- **Challenge**: Scan the material that follows. Copy every line containing the word "data".

+--

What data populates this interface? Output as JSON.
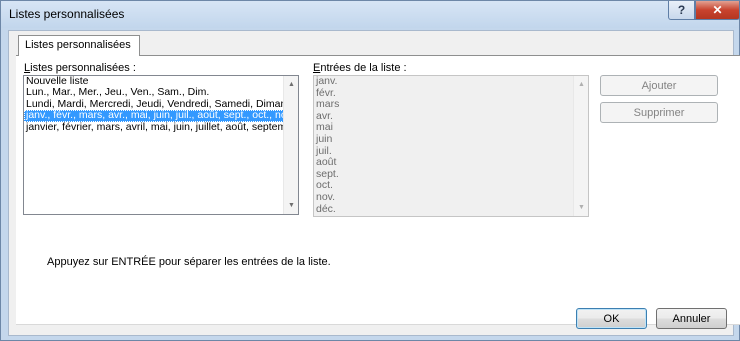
{
  "window": {
    "title": "Listes personnalisées"
  },
  "titlebar_buttons": {
    "help": "?",
    "close": "✕"
  },
  "tab": {
    "label": "Listes personnalisées"
  },
  "custom_lists": {
    "label": "Listes personnalisées :",
    "items": [
      "Nouvelle liste",
      "Lun., Mar., Mer., Jeu., Ven., Sam., Dim.",
      "Lundi, Mardi, Mercredi, Jeudi, Vendredi, Samedi, Dimanche",
      "janv., févr., mars, avr., mai, juin, juil., août, sept., oct., nov., déc.",
      "janvier, février, mars, avril, mai, juin, juillet, août, septembre, octobre, novembre, décembre"
    ],
    "selected_index": 3
  },
  "entries": {
    "label": "Entrées de la liste :",
    "items": [
      "janv.",
      "févr.",
      "mars",
      "avr.",
      "mai",
      "juin",
      "juil.",
      "août",
      "sept.",
      "oct.",
      "nov.",
      "déc."
    ]
  },
  "buttons": {
    "add": "Ajouter",
    "delete": "Supprimer",
    "ok": "OK",
    "cancel": "Annuler"
  },
  "hint": "Appuyez sur ENTRÉE pour séparer les entrées de la liste."
}
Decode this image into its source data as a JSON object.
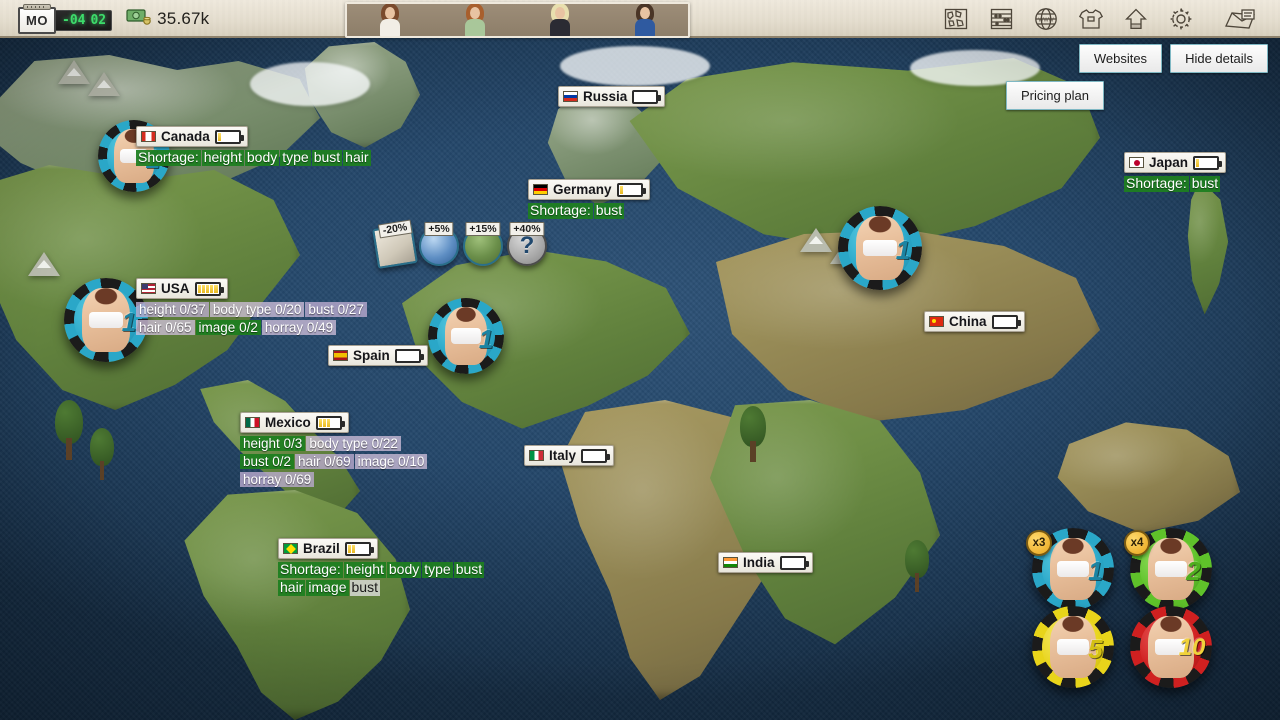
{
  "topbar": {
    "calendar": {
      "day_label": "MO",
      "led_left": "-04",
      "led_right": "02",
      "icon": "calendar-icon"
    },
    "cash": {
      "icon": "money-icon",
      "amount": "35.67k"
    },
    "icons": [
      {
        "name": "world-map-icon",
        "label": "Map"
      },
      {
        "name": "ledger-icon",
        "label": "Accounting"
      },
      {
        "name": "www-globe-icon",
        "label": "Websites"
      },
      {
        "name": "tshirt-icon",
        "label": "Clothing"
      },
      {
        "name": "upgrade-arrow-icon",
        "label": "Upgrade"
      },
      {
        "name": "gear-icon",
        "label": "Settings"
      }
    ],
    "mail_icon": "mail-icon",
    "portraits": [
      {
        "name": "portrait-1",
        "hair": "#7a4a2c",
        "outfit": "#f2eee6"
      },
      {
        "name": "portrait-2",
        "hair": "#a85f2d",
        "outfit": "#a9c79a"
      },
      {
        "name": "portrait-3",
        "hair": "#e8dfae",
        "outfit": "#2b2b33"
      },
      {
        "name": "portrait-4",
        "hair": "#4a3526",
        "outfit": "#2f5aa0"
      }
    ]
  },
  "buttons": {
    "websites": "Websites",
    "hide_details": "Hide details",
    "pricing_plan": "Pricing plan"
  },
  "countries": [
    {
      "name": "Canada",
      "flag_colors": [
        "#d52b1e",
        "#ffffff",
        "#d52b1e"
      ],
      "flag_type": "vertical",
      "battery_total": 5,
      "battery_filled": 1,
      "shortage_label": "Shortage:",
      "shortage_items": [
        "height",
        "body",
        "type",
        "bust",
        "hair"
      ],
      "stats": []
    },
    {
      "name": "USA",
      "flag_colors": [
        "#3c3b6e",
        "#b22234",
        "#ffffff"
      ],
      "flag_type": "usa",
      "battery_total": 5,
      "battery_filled": 5,
      "shortage_label": "",
      "shortage_items": [],
      "stats": [
        {
          "text": "height 0/37",
          "style": "lav"
        },
        {
          "text": "body type 0/20",
          "style": "lav2"
        },
        {
          "text": "bust 0/27",
          "style": "lav"
        },
        {
          "text": "hair 0/65",
          "style": "lav2"
        },
        {
          "text": "image 0/2",
          "style": "grn"
        },
        {
          "text": "horray 0/49",
          "style": "lav2"
        }
      ]
    },
    {
      "name": "Mexico",
      "flag_colors": [
        "#006847",
        "#ffffff",
        "#ce1126"
      ],
      "flag_type": "vertical",
      "battery_total": 5,
      "battery_filled": 3,
      "shortage_label": "",
      "shortage_items": [],
      "stats": [
        {
          "text": "height 0/3",
          "style": "grn"
        },
        {
          "text": "body type 0/22",
          "style": "lav2"
        },
        {
          "text": "bust 0/2",
          "style": "grn"
        },
        {
          "text": "hair 0/69",
          "style": "lav"
        },
        {
          "text": "image 0/10",
          "style": "lav2"
        },
        {
          "text": "horray 0/69",
          "style": "lav"
        }
      ]
    },
    {
      "name": "Brazil",
      "flag_colors": [
        "#009c3b",
        "#ffdf00",
        "#002776"
      ],
      "flag_type": "brazil",
      "battery_total": 5,
      "battery_filled": 2,
      "shortage_label": "Shortage:",
      "shortage_items": [
        "height",
        "body",
        "type",
        "bust",
        "hair",
        "image",
        "bust"
      ],
      "stats": []
    },
    {
      "name": "Russia",
      "flag_colors": [
        "#ffffff",
        "#0039a6",
        "#d52b1e"
      ],
      "flag_type": "horizontal",
      "battery_total": 5,
      "battery_filled": 0,
      "shortage_label": "",
      "shortage_items": [],
      "stats": []
    },
    {
      "name": "Germany",
      "flag_colors": [
        "#000000",
        "#dd0000",
        "#ffce00"
      ],
      "flag_type": "horizontal",
      "battery_total": 5,
      "battery_filled": 1,
      "shortage_label": "Shortage:",
      "shortage_items": [
        "bust"
      ],
      "stats": []
    },
    {
      "name": "Spain",
      "flag_colors": [
        "#aa151b",
        "#f1bf00",
        "#aa151b"
      ],
      "flag_type": "horizontal",
      "battery_total": 5,
      "battery_filled": 0,
      "shortage_label": "",
      "shortage_items": [],
      "stats": []
    },
    {
      "name": "Italy",
      "flag_colors": [
        "#009246",
        "#ffffff",
        "#ce2b37"
      ],
      "flag_type": "vertical",
      "battery_total": 5,
      "battery_filled": 0,
      "shortage_label": "",
      "shortage_items": [],
      "stats": []
    },
    {
      "name": "China",
      "flag_colors": [
        "#de2910",
        "#ffde00",
        "#de2910"
      ],
      "flag_type": "china",
      "battery_total": 5,
      "battery_filled": 0,
      "shortage_label": "",
      "shortage_items": [],
      "stats": []
    },
    {
      "name": "India",
      "flag_colors": [
        "#ff9933",
        "#ffffff",
        "#138808"
      ],
      "flag_type": "horizontal",
      "battery_total": 5,
      "battery_filled": 0,
      "shortage_label": "",
      "shortage_items": [],
      "stats": []
    },
    {
      "name": "Japan",
      "flag_colors": [
        "#ffffff",
        "#bc002d",
        "#ffffff"
      ],
      "flag_type": "japan",
      "battery_total": 5,
      "battery_filled": 1,
      "shortage_label": "Shortage:",
      "shortage_items": [
        "bust"
      ],
      "stats": []
    }
  ],
  "bonus_tokens": [
    {
      "name": "bonus-token-penalty",
      "pct": "-20%",
      "kind": "paper",
      "shape": "square"
    },
    {
      "name": "bonus-token-book",
      "pct": "+5%",
      "kind": "book",
      "shape": "round"
    },
    {
      "name": "bonus-token-house",
      "pct": "+15%",
      "kind": "house",
      "shape": "round"
    },
    {
      "name": "bonus-token-mystery",
      "pct": "+40%",
      "kind": "mystery",
      "shape": "round"
    }
  ],
  "map_chips": [
    {
      "name": "map-chip-canada",
      "value": "1",
      "color": "#2aa7c8",
      "multiplier": ""
    },
    {
      "name": "map-chip-usa",
      "value": "1",
      "color": "#2aa7c8",
      "multiplier": ""
    },
    {
      "name": "map-chip-europe",
      "value": "1",
      "color": "#2aa7c8",
      "multiplier": ""
    },
    {
      "name": "map-chip-asia",
      "value": "1",
      "color": "#2aa7c8",
      "multiplier": ""
    }
  ],
  "tray_chips": [
    {
      "name": "tray-chip-1",
      "value": "1",
      "color": "#2aa7c8",
      "num_color": "#1b84a3",
      "multiplier": "x3"
    },
    {
      "name": "tray-chip-2",
      "value": "2",
      "color": "#5fc22a",
      "num_color": "#4fae1f",
      "multiplier": "x4"
    },
    {
      "name": "tray-chip-5",
      "value": "5",
      "color": "#e8d41a",
      "num_color": "#d4c014",
      "multiplier": ""
    },
    {
      "name": "tray-chip-10",
      "value": "10",
      "color": "#cf2020",
      "num_color": "#f0d23a",
      "multiplier": ""
    }
  ]
}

+--

- **Output of the exercise**:
What data populates this interface? Output as JSON.
Decode this image into its source data as a JSON object.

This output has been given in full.